* **The exercise**
The records that follow must be repeated verbatim, every one of them.

* Begin Input data *

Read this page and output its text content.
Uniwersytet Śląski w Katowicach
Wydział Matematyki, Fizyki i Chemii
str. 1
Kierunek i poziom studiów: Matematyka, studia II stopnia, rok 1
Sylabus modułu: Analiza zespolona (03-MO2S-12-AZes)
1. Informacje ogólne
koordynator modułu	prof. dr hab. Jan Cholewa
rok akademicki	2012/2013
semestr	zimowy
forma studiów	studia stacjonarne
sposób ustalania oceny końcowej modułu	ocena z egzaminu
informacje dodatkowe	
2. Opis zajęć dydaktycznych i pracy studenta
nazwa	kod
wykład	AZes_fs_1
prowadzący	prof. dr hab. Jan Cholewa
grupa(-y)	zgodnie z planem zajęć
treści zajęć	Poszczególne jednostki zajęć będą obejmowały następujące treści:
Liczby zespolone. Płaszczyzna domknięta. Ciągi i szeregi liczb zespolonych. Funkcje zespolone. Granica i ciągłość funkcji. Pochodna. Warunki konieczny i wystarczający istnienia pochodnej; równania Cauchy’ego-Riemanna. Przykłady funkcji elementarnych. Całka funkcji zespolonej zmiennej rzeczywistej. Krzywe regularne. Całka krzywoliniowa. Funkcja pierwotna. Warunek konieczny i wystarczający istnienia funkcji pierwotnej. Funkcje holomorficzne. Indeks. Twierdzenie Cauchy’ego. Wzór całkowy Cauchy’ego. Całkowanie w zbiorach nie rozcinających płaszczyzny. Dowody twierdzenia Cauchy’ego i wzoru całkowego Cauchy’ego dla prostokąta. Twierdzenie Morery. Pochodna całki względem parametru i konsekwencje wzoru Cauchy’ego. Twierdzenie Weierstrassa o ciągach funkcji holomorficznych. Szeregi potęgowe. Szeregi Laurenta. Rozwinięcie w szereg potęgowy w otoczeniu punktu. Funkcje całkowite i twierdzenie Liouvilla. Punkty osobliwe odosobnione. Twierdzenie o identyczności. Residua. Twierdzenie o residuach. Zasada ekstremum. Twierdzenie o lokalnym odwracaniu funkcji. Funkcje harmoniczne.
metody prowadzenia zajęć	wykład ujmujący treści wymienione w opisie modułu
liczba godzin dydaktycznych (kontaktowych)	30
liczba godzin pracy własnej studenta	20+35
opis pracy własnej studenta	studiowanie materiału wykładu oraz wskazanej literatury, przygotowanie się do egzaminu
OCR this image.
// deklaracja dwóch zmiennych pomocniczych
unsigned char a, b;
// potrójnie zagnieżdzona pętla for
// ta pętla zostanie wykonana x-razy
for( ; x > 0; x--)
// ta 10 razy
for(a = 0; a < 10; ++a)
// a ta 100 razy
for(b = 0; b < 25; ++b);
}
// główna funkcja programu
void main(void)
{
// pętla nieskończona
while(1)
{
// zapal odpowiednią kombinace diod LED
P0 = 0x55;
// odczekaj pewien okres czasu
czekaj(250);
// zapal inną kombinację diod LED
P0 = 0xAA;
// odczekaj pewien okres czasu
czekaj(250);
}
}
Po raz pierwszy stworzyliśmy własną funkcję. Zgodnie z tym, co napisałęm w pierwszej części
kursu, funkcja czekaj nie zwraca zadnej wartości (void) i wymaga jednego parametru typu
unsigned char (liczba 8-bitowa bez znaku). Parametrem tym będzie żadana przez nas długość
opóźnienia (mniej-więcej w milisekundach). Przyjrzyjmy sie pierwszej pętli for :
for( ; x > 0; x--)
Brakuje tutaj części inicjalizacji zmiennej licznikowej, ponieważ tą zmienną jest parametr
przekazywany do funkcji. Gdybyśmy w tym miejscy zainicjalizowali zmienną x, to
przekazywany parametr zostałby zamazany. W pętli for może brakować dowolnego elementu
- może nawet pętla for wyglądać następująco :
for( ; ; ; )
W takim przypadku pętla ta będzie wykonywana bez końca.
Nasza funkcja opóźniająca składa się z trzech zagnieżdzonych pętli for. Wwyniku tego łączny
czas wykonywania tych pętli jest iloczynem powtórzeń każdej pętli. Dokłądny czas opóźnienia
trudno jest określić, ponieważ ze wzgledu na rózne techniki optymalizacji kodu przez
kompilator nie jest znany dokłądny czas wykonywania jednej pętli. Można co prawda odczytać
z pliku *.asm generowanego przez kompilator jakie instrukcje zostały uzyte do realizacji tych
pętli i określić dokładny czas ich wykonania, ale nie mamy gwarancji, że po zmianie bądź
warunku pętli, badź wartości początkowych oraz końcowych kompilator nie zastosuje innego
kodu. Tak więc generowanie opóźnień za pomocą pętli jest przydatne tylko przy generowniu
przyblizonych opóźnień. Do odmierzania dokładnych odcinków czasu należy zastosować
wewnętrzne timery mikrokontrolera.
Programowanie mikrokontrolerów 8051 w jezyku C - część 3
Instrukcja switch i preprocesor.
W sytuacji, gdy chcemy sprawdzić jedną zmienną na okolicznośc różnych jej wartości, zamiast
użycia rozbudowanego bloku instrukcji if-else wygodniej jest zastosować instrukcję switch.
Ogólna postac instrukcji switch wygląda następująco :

* End Input data *

* **Full solution**
Read this page and output its text content.
Uniwersytet Śląski w Katowicach
Wydział Matematyki, Fizyki i Chemii
str. 1
Kierunek i poziom studiów: Matematyka, studia II stopnia, rok 1
Sylabus modułu: Analiza zespolona (03-MO2S-12-AZes)
1. Informacje ogólne
koordynator modułu	prof. dr hab. Jan Cholewa
rok akademicki	2012/2013
semestr	zimowy
forma studiów	studia stacjonarne
sposób ustalania oceny końcowej modułu	ocena z egzaminu
informacje dodatkowe	
2. Opis zajęć dydaktycznych i pracy studenta
nazwa	kod
wykład	AZes_fs_1
prowadzący	prof. dr hab. Jan Cholewa
grupa(-y)	zgodnie z planem zajęć
treści zajęć	Poszczególne jednostki zajęć będą obejmowały następujące treści:
Liczby zespolone. Płaszczyzna domknięta. Ciągi i szeregi liczb zespolonych. Funkcje zespolone. Granica i ciągłość funkcji. Pochodna. Warunki konieczny i wystarczający istnienia pochodnej; równania Cauchy’ego-Riemanna. Przykłady funkcji elementarnych. Całka funkcji zespolonej zmiennej rzeczywistej. Krzywe regularne. Całka krzywoliniowa. Funkcja pierwotna. Warunek konieczny i wystarczający istnienia funkcji pierwotnej. Funkcje holomorficzne. Indeks. Twierdzenie Cauchy’ego. Wzór całkowy Cauchy’ego. Całkowanie w zbiorach nie rozcinających płaszczyzny. Dowody twierdzenia Cauchy’ego i wzoru całkowego Cauchy’ego dla prostokąta. Twierdzenie Morery. Pochodna całki względem parametru i konsekwencje wzoru Cauchy’ego. Twierdzenie Weierstrassa o ciągach funkcji holomorficznych. Szeregi potęgowe. Szeregi Laurenta. Rozwinięcie w szereg potęgowy w otoczeniu punktu. Funkcje całkowite i twierdzenie Liouvilla. Punkty osobliwe odosobnione. Twierdzenie o identyczności. Residua. Twierdzenie o residuach. Zasada ekstremum. Twierdzenie o lokalnym odwracaniu funkcji. Funkcje harmoniczne.
metody prowadzenia zajęć	wykład ujmujący treści wymienione w opisie modułu
liczba godzin dydaktycznych (kontaktowych)	30
liczba godzin pracy własnej studenta	20+35
opis pracy własnej studenta	studiowanie materiału wykładu oraz wskazanej literatury, przygotowanie się do egzaminu
OCR this image.
// deklaracja dwóch zmiennych pomocniczych
unsigned char a, b;
// potrójnie zagnieżdzona pętla for
// ta pętla zostanie wykonana x-razy
for( ; x > 0; x--)
// ta 10 razy
for(a = 0; a < 10; ++a)
// a ta 100 razy
for(b = 0; b < 25; ++b);
}
// główna funkcja programu
void main(void)
{
// pętla nieskończona
while(1)
{
// zapal odpowiednią kombinace diod LED
P0 = 0x55;
// odczekaj pewien okres czasu
czekaj(250);
// zapal inną kombinację diod LED
P0 = 0xAA;
// odczekaj pewien okres czasu
czekaj(250);
}
}
Po raz pierwszy stworzyliśmy własną funkcję. Zgodnie z tym, co napisałęm w pierwszej części
kursu, funkcja czekaj nie zwraca zadnej wartości (void) i wymaga jednego parametru typu
unsigned char (liczba 8-bitowa bez znaku). Parametrem tym będzie żadana przez nas długość
opóźnienia (mniej-więcej w milisekundach). Przyjrzyjmy sie pierwszej pętli for :
for( ; x > 0; x--)
Brakuje tutaj części inicjalizacji zmiennej licznikowej, ponieważ tą zmienną jest parametr
przekazywany do funkcji. Gdybyśmy w tym miejscy zainicjalizowali zmienną x, to
przekazywany parametr zostałby zamazany. W pętli for może brakować dowolnego elementu
- może nawet pętla for wyglądać następująco :
for( ; ; ; )
W takim przypadku pętla ta będzie wykonywana bez końca.
Nasza funkcja opóźniająca składa się z trzech zagnieżdzonych pętli for. Wwyniku tego łączny
czas wykonywania tych pętli jest iloczynem powtórzeń każdej pętli. Dokłądny czas opóźnienia
trudno jest określić, ponieważ ze wzgledu na rózne techniki optymalizacji kodu przez
kompilator nie jest znany dokłądny czas wykonywania jednej pętli. Można co prawda odczytać
z pliku *.asm generowanego przez kompilator jakie instrukcje zostały uzyte do realizacji tych
pętli i określić dokładny czas ich wykonania, ale nie mamy gwarancji, że po zmianie bądź
warunku pętli, badź wartości początkowych oraz końcowych kompilator nie zastosuje innego
kodu. Tak więc generowanie opóźnień za pomocą pętli jest przydatne tylko przy generowniu
przyblizonych opóźnień. Do odmierzania dokładnych odcinków czasu należy zastosować
wewnętrzne timery mikrokontrolera.
Programowanie mikrokontrolerów 8051 w jezyku C - część 3
Instrukcja switch i preprocesor.
W sytuacji, gdy chcemy sprawdzić jedną zmienną na okolicznośc różnych jej wartości, zamiast
użycia rozbudowanego bloku instrukcji if-else wygodniej jest zastosować instrukcję switch.
Ogólna postac instrukcji switch wygląda następująco :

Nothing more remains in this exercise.